## Stored data
== == ==

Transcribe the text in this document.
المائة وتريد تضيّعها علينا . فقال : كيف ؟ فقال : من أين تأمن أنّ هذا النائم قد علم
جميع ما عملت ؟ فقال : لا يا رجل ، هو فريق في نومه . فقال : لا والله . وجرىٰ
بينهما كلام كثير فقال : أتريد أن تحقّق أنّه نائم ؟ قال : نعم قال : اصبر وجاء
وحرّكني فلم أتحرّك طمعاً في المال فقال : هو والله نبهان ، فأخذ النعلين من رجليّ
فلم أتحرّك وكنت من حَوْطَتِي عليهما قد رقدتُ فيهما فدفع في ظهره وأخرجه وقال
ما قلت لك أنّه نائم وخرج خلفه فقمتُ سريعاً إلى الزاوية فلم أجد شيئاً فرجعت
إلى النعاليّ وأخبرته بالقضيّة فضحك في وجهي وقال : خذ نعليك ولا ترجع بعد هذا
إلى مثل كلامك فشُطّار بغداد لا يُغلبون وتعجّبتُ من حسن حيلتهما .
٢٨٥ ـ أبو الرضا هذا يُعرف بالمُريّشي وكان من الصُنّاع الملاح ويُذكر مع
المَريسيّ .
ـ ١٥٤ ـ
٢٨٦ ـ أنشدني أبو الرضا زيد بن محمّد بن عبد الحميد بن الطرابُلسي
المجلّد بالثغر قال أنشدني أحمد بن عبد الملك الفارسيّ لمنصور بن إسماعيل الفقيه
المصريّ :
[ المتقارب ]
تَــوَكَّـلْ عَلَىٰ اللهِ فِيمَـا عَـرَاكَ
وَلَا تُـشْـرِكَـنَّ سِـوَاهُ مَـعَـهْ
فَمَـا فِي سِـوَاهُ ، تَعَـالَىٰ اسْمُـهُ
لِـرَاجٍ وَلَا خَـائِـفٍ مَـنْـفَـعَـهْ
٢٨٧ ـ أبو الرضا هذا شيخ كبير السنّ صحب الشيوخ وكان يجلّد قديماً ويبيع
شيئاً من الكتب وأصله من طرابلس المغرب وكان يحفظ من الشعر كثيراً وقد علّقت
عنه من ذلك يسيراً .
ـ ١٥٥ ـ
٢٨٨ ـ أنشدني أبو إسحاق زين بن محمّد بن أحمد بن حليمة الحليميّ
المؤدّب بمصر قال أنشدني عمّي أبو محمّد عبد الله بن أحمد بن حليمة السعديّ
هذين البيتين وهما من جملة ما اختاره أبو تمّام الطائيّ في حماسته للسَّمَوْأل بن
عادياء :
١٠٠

== == ==

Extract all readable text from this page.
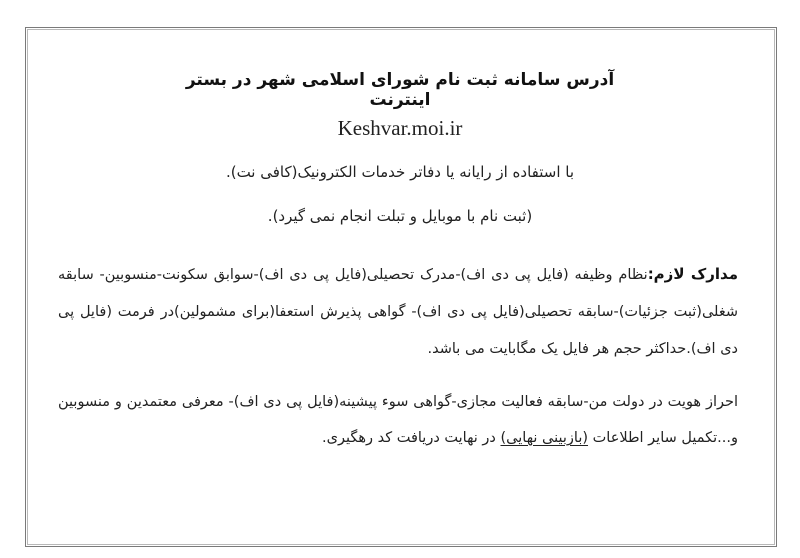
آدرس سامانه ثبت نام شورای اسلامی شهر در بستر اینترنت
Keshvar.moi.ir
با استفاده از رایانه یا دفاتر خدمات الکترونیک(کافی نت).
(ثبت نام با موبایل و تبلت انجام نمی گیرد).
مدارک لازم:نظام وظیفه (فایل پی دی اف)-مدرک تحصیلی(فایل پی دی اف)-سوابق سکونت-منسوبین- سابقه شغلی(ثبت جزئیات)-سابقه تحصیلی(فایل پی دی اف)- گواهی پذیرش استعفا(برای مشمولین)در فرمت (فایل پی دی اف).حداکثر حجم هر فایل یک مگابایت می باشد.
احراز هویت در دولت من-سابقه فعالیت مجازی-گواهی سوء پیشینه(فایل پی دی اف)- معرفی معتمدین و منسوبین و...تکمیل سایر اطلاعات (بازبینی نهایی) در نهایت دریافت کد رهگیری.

== == ==

## What the task requires
What number of lines in the records contain the word "وكان"? Answer with that number alone.

## Task output
3